Records shown
------------------------------------------------------------

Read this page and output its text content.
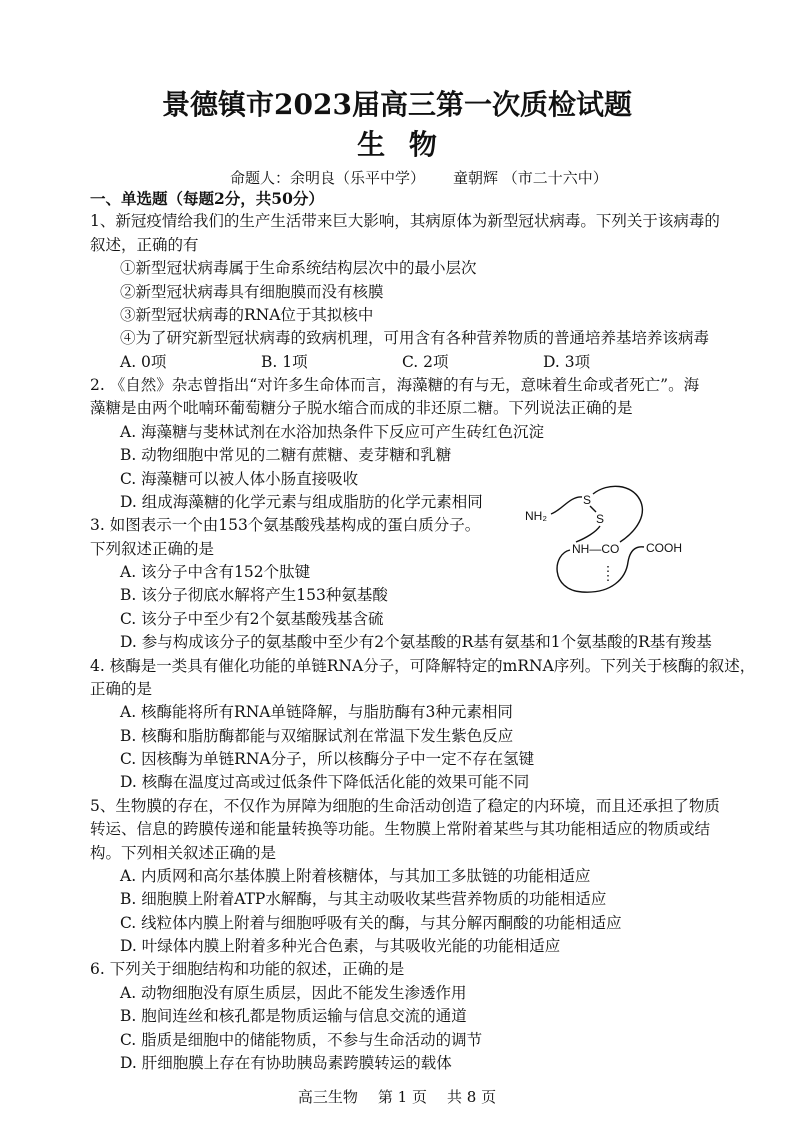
景德镇市2023届高三第一次质检试题
生 物
命题人：余明良（乐平中学） 童朝辉 （市二十六中）
一、单选题（每题2分，共50分）
1、新冠疫情给我们的生产生活带来巨大影响，其病原体为新型冠状病毒。下列关于该病毒的
叙述，正确的有
①新型冠状病毒属于生命系统结构层次中的最小层次
②新型冠状病毒具有细胞膜而没有核膜
③新型冠状病毒的RNA位于其拟核中
④为了研究新型冠状病毒的致病机理，可用含有各种营养物质的普通培养基培养该病毒
A. 0项	B. 1项	C. 2项	D. 3项
2. 《自然》杂志曾指出“对许多生命体而言，海藻糖的有与无，意味着生命或者死亡”。海
藻糖是由两个吡喃环葡萄糖分子脱水缩合而成的非还原二糖。下列说法正确的是
A. 海藻糖与斐林试剂在水浴加热条件下反应可产生砖红色沉淀
B. 动物细胞中常见的二糖有蔗糖、麦芽糖和乳糖
C. 海藻糖可以被人体小肠直接吸收
D. 组成海藻糖的化学元素与组成脂肪的化学元素相同
3. 如图表示一个由153个氨基酸残基构成的蛋白质分子。
下列叙述正确的是
A. 该分子中含有152个肽键
B. 该分子彻底水解将产生153种氨基酸
C. 该分子中至少有2个氨基酸残基含硫
D. 参与构成该分子的氨基酸中至少有2个氨基酸的R基有氨基和1个氨基酸的R基有羧基
4. 核酶是一类具有催化功能的单链RNA分子，可降解特定的mRNA序列。下列关于核酶的叙述，
正确的是
A. 核酶能将所有RNA单链降解，与脂肪酶有3种元素相同
B. 核酶和脂肪酶都能与双缩脲试剂在常温下发生紫色反应
C. 因核酶为单链RNA分子，所以核酶分子中一定不存在氢键
D. 核酶在温度过高或过低条件下降低活化能的效果可能不同
5、生物膜的存在，不仅作为屏障为细胞的生命活动创造了稳定的内环境，而且还承担了物质
转运、信息的跨膜传递和能量转换等功能。生物膜上常附着某些与其功能相适应的物质或结
构。下列相关叙述正确的是
A. 内质网和高尔基体膜上附着核糖体，与其加工多肽链的功能相适应
B. 细胞膜上附着ATP水解酶，与其主动吸收某些营养物质的功能相适应
C. 线粒体内膜上附着与细胞呼吸有关的酶，与其分解丙酮酸的功能相适应
D. 叶绿体内膜上附着多种光合色素，与其吸收光能的功能相适应
6. 下列关于细胞结构和功能的叙述，正确的是
A. 动物细胞没有原生质层，因此不能发生渗透作用
B. 胞间连丝和核孔都是物质运输与信息交流的通道
C. 脂质是细胞中的储能物质，不参与生命活动的调节
D. 肝细胞膜上存在有协助胰岛素跨膜转运的载体
NH₂
S
S
NH—CO COOH
高三生物 第 1 页 共 8 页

------------------------------------------------------------

Task description
Copy the listing above word for word. Do not include the pictures.

Final answer
Read this page and output its text content.
景德镇市2023届高三第一次质检试题
生 物
命题人：余明良（乐平中学） 童朝辉 （市二十六中）
一、单选题（每题2分，共50分）
1、新冠疫情给我们的生产生活带来巨大影响，其病原体为新型冠状病毒。下列关于该病毒的
叙述，正确的有
①新型冠状病毒属于生命系统结构层次中的最小层次
②新型冠状病毒具有细胞膜而没有核膜
③新型冠状病毒的RNA位于其拟核中
④为了研究新型冠状病毒的致病机理，可用含有各种营养物质的普通培养基培养该病毒
A. 0项	B. 1项	C. 2项	D. 3项
2. 《自然》杂志曾指出“对许多生命体而言，海藻糖的有与无，意味着生命或者死亡”。海
藻糖是由两个吡喃环葡萄糖分子脱水缩合而成的非还原二糖。下列说法正确的是
A. 海藻糖与斐林试剂在水浴加热条件下反应可产生砖红色沉淀
B. 动物细胞中常见的二糖有蔗糖、麦芽糖和乳糖
C. 海藻糖可以被人体小肠直接吸收
D. 组成海藻糖的化学元素与组成脂肪的化学元素相同
3. 如图表示一个由153个氨基酸残基构成的蛋白质分子。
下列叙述正确的是
A. 该分子中含有152个肽键
B. 该分子彻底水解将产生153种氨基酸
C. 该分子中至少有2个氨基酸残基含硫
D. 参与构成该分子的氨基酸中至少有2个氨基酸的R基有氨基和1个氨基酸的R基有羧基
4. 核酶是一类具有催化功能的单链RNA分子，可降解特定的mRNA序列。下列关于核酶的叙述，
正确的是
A. 核酶能将所有RNA单链降解，与脂肪酶有3种元素相同
B. 核酶和脂肪酶都能与双缩脲试剂在常温下发生紫色反应
C. 因核酶为单链RNA分子，所以核酶分子中一定不存在氢键
D. 核酶在温度过高或过低条件下降低活化能的效果可能不同
5、生物膜的存在，不仅作为屏障为细胞的生命活动创造了稳定的内环境，而且还承担了物质
转运、信息的跨膜传递和能量转换等功能。生物膜上常附着某些与其功能相适应的物质或结
构。下列相关叙述正确的是
A. 内质网和高尔基体膜上附着核糖体，与其加工多肽链的功能相适应
B. 细胞膜上附着ATP水解酶，与其主动吸收某些营养物质的功能相适应
C. 线粒体内膜上附着与细胞呼吸有关的酶，与其分解丙酮酸的功能相适应
D. 叶绿体内膜上附着多种光合色素，与其吸收光能的功能相适应
6. 下列关于细胞结构和功能的叙述，正确的是
A. 动物细胞没有原生质层，因此不能发生渗透作用
B. 胞间连丝和核孔都是物质运输与信息交流的通道
C. 脂质是细胞中的储能物质，不参与生命活动的调节
D. 肝细胞膜上存在有协助胰岛素跨膜转运的载体
NH₂
S
S
NH—CO COOH
高三生物 第 1 页 共 8 页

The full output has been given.